# [Excerpt from a dataset]
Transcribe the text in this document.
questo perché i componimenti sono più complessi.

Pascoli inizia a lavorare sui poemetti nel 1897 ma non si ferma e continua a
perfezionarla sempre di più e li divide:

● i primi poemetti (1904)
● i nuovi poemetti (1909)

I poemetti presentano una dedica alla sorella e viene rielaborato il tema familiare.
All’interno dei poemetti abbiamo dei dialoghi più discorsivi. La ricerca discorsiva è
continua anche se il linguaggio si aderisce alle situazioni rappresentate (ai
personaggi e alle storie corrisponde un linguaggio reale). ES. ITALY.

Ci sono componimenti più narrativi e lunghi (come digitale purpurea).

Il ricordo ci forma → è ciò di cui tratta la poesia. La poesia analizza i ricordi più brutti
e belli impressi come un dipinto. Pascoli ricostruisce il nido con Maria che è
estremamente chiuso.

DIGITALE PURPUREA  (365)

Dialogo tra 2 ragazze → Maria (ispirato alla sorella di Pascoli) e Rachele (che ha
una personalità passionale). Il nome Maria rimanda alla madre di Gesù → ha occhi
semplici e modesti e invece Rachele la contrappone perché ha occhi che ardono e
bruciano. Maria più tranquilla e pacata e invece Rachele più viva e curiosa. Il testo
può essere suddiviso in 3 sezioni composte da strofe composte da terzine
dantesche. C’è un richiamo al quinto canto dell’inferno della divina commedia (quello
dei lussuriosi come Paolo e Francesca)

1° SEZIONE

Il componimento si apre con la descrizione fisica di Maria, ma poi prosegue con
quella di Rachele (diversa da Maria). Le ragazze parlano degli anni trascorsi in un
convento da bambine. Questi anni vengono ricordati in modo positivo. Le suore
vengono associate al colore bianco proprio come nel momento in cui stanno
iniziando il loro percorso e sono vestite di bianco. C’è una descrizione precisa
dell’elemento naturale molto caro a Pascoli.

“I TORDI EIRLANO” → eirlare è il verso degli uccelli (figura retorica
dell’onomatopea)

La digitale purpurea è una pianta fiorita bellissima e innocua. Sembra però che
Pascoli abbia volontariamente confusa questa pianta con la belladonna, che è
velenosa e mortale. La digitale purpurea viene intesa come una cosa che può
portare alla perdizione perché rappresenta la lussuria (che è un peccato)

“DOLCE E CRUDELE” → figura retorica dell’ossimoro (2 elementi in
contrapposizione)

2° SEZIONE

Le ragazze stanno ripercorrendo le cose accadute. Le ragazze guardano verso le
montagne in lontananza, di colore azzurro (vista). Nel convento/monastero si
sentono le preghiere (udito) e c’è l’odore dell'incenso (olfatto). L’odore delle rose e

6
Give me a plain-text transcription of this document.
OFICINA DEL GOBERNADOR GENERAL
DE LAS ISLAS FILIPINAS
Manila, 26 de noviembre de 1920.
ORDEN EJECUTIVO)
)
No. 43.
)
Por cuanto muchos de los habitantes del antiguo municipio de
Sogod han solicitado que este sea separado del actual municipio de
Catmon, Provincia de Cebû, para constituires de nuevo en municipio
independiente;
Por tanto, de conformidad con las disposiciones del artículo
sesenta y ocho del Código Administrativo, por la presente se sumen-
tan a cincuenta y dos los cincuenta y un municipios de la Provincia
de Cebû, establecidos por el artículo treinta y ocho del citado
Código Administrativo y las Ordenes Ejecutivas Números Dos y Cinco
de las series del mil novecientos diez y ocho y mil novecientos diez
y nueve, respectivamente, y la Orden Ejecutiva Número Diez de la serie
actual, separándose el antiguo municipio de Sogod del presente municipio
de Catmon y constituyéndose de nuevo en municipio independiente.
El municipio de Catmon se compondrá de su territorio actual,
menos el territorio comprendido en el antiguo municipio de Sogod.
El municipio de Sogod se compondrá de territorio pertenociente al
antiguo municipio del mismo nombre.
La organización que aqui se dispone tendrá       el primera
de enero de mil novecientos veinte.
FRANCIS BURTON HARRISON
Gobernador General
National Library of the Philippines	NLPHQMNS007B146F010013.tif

# [Aim of the task]
Search the data for "continua". Copy every matching line.

# [Response to this task]
Pascoli inizia a lavorare sui poemetti nel 1897 ma non si ferma e continua a
continua anche se il linguaggio si aderisce alle situazioni rappresentate (ai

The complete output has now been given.